Work to complete: Each record is to be transcribed exactly.
..............................
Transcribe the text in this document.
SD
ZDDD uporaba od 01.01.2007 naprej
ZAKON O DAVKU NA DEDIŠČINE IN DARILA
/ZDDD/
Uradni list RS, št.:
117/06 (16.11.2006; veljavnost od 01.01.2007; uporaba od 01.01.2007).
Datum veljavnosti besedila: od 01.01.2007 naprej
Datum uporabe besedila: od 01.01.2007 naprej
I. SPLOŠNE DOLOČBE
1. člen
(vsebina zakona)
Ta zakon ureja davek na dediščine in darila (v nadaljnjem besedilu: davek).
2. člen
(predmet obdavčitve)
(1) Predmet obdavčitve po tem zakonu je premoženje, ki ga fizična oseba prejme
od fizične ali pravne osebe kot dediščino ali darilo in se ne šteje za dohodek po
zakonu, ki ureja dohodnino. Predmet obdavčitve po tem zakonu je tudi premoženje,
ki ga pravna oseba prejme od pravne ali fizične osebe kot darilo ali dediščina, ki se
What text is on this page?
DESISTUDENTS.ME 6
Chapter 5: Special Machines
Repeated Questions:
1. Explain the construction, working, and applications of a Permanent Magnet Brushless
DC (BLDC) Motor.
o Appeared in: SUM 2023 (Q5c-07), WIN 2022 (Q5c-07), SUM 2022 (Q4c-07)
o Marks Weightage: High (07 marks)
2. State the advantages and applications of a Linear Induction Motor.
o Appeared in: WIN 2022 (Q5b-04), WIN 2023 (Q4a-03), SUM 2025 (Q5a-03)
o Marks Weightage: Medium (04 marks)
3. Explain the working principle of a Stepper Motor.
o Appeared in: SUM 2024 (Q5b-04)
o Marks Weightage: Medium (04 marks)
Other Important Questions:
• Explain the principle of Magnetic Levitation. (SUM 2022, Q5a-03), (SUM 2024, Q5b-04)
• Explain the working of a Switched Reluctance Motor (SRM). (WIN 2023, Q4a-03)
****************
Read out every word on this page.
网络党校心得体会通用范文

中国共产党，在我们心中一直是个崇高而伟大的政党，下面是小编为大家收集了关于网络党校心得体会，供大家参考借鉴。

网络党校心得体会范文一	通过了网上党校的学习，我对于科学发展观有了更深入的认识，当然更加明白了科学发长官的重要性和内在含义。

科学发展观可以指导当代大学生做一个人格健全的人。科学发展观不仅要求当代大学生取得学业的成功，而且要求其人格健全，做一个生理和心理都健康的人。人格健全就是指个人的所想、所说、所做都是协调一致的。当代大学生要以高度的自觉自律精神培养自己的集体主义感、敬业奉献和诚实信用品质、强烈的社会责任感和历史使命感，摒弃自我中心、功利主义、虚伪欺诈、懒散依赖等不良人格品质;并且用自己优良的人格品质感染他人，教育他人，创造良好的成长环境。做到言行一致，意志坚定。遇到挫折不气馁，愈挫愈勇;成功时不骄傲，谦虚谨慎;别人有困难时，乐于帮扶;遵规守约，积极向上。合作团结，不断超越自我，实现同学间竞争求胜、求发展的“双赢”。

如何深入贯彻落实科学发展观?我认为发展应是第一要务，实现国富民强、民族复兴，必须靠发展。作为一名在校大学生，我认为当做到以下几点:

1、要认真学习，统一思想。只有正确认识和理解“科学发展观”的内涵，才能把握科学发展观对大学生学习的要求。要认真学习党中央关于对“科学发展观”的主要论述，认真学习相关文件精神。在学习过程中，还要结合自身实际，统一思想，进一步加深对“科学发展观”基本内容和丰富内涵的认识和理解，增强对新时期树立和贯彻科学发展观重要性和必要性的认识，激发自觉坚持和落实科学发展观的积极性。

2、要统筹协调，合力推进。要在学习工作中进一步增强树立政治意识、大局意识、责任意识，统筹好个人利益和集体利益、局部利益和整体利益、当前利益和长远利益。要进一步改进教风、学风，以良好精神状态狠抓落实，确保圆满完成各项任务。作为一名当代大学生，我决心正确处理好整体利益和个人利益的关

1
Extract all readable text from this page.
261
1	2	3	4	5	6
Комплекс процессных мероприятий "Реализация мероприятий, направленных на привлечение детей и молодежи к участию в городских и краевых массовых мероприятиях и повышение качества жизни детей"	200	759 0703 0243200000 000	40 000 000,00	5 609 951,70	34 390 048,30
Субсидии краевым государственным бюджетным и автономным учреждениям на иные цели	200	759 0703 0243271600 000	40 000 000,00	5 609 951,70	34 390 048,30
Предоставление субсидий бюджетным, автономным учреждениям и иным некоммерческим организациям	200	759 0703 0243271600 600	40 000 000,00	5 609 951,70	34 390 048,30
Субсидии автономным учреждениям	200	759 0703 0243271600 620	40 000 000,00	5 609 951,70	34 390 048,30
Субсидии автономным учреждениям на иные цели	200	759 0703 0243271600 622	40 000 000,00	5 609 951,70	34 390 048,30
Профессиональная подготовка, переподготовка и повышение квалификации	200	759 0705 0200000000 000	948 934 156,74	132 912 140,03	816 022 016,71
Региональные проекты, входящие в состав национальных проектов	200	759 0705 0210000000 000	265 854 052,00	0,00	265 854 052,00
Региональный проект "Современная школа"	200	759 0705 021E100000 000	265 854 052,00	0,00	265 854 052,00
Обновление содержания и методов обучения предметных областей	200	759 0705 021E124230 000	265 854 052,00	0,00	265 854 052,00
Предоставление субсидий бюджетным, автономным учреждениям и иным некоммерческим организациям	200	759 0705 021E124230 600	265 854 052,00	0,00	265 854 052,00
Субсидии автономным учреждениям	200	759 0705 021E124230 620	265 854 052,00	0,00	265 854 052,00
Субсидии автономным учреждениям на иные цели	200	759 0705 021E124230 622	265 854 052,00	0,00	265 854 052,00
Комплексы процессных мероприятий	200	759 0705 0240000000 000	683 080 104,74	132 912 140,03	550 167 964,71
..............................
Complete response:
Transcribe the text in this document.
SD
ZDDD uporaba od 01.01.2007 naprej
ZAKON O DAVKU NA DEDIŠČINE IN DARILA
/ZDDD/
Uradni list RS, št.:
117/06 (16.11.2006; veljavnost od 01.01.2007; uporaba od 01.01.2007).
Datum veljavnosti besedila: od 01.01.2007 naprej
Datum uporabe besedila: od 01.01.2007 naprej
I. SPLOŠNE DOLOČBE
1. člen
(vsebina zakona)
Ta zakon ureja davek na dediščine in darila (v nadaljnjem besedilu: davek).
2. člen
(predmet obdavčitve)
(1) Predmet obdavčitve po tem zakonu je premoženje, ki ga fizična oseba prejme
od fizične ali pravne osebe kot dediščino ali darilo in se ne šteje za dohodek po
zakonu, ki ureja dohodnino. Predmet obdavčitve po tem zakonu je tudi premoženje,
ki ga pravna oseba prejme od pravne ali fizične osebe kot darilo ali dediščina, ki se
What text is on this page?
DESISTUDENTS.ME 6
Chapter 5: Special Machines
Repeated Questions:
1. Explain the construction, working, and applications of a Permanent Magnet Brushless
DC (BLDC) Motor.
o Appeared in: SUM 2023 (Q5c-07), WIN 2022 (Q5c-07), SUM 2022 (Q4c-07)
o Marks Weightage: High (07 marks)
2. State the advantages and applications of a Linear Induction Motor.
o Appeared in: WIN 2022 (Q5b-04), WIN 2023 (Q4a-03), SUM 2025 (Q5a-03)
o Marks Weightage: Medium (04 marks)
3. Explain the working principle of a Stepper Motor.
o Appeared in: SUM 2024 (Q5b-04)
o Marks Weightage: Medium (04 marks)
Other Important Questions:
• Explain the principle of Magnetic Levitation. (SUM 2022, Q5a-03), (SUM 2024, Q5b-04)
• Explain the working of a Switched Reluctance Motor (SRM). (WIN 2023, Q4a-03)
****************
Read out every word on this page.
网络党校心得体会通用范文

中国共产党，在我们心中一直是个崇高而伟大的政党，下面是小编为大家收集了关于网络党校心得体会，供大家参考借鉴。

网络党校心得体会范文一	通过了网上党校的学习，我对于科学发展观有了更深入的认识，当然更加明白了科学发长官的重要性和内在含义。

科学发展观可以指导当代大学生做一个人格健全的人。科学发展观不仅要求当代大学生取得学业的成功，而且要求其人格健全，做一个生理和心理都健康的人。人格健全就是指个人的所想、所说、所做都是协调一致的。当代大学生要以高度的自觉自律精神培养自己的集体主义感、敬业奉献和诚实信用品质、强烈的社会责任感和历史使命感，摒弃自我中心、功利主义、虚伪欺诈、懒散依赖等不良人格品质;并且用自己优良的人格品质感染他人，教育他人，创造良好的成长环境。做到言行一致，意志坚定。遇到挫折不气馁，愈挫愈勇;成功时不骄傲，谦虚谨慎;别人有困难时，乐于帮扶;遵规守约，积极向上。合作团结，不断超越自我，实现同学间竞争求胜、求发展的“双赢”。

如何深入贯彻落实科学发展观?我认为发展应是第一要务，实现国富民强、民族复兴，必须靠发展。作为一名在校大学生，我认为当做到以下几点:

1、要认真学习，统一思想。只有正确认识和理解“科学发展观”的内涵，才能把握科学发展观对大学生学习的要求。要认真学习党中央关于对“科学发展观”的主要论述，认真学习相关文件精神。在学习过程中，还要结合自身实际，统一思想，进一步加深对“科学发展观”基本内容和丰富内涵的认识和理解，增强对新时期树立和贯彻科学发展观重要性和必要性的认识，激发自觉坚持和落实科学发展观的积极性。

2、要统筹协调，合力推进。要在学习工作中进一步增强树立政治意识、大局意识、责任意识，统筹好个人利益和集体利益、局部利益和整体利益、当前利益和长远利益。要进一步改进教风、学风，以良好精神状态狠抓落实，确保圆满完成各项任务。作为一名当代大学生，我决心正确处理好整体利益和个人利益的关

1
Extract all readable text from this page.
261
1	2	3	4	5	6
Комплекс процессных мероприятий "Реализация мероприятий, направленных на привлечение детей и молодежи к участию в городских и краевых массовых мероприятиях и повышение качества жизни детей"	200	759 0703 0243200000 000	40 000 000,00	5 609 951,70	34 390 048,30
Субсидии краевым государственным бюджетным и автономным учреждениям на иные цели	200	759 0703 0243271600 000	40 000 000,00	5 609 951,70	34 390 048,30
Предоставление субсидий бюджетным, автономным учреждениям и иным некоммерческим организациям	200	759 0703 0243271600 600	40 000 000,00	5 609 951,70	34 390 048,30
Субсидии автономным учреждениям	200	759 0703 0243271600 620	40 000 000,00	5 609 951,70	34 390 048,30
Субсидии автономным учреждениям на иные цели	200	759 0703 0243271600 622	40 000 000,00	5 609 951,70	34 390 048,30
Профессиональная подготовка, переподготовка и повышение квалификации	200	759 0705 0200000000 000	948 934 156,74	132 912 140,03	816 022 016,71
Региональные проекты, входящие в состав национальных проектов	200	759 0705 0210000000 000	265 854 052,00	0,00	265 854 052,00
Региональный проект "Современная школа"	200	759 0705 021E100000 000	265 854 052,00	0,00	265 854 052,00
Обновление содержания и методов обучения предметных областей	200	759 0705 021E124230 000	265 854 052,00	0,00	265 854 052,00
Предоставление субсидий бюджетным, автономным учреждениям и иным некоммерческим организациям	200	759 0705 021E124230 600	265 854 052,00	0,00	265 854 052,00
Субсидии автономным учреждениям	200	759 0705 021E124230 620	265 854 052,00	0,00	265 854 052,00
Субсидии автономным учреждениям на иные цели	200	759 0705 021E124230 622	265 854 052,00	0,00	265 854 052,00
Комплексы процессных мероприятий	200	759 0705 0240000000 000	683 080 104,74	132 912 140,03	550 167 964,71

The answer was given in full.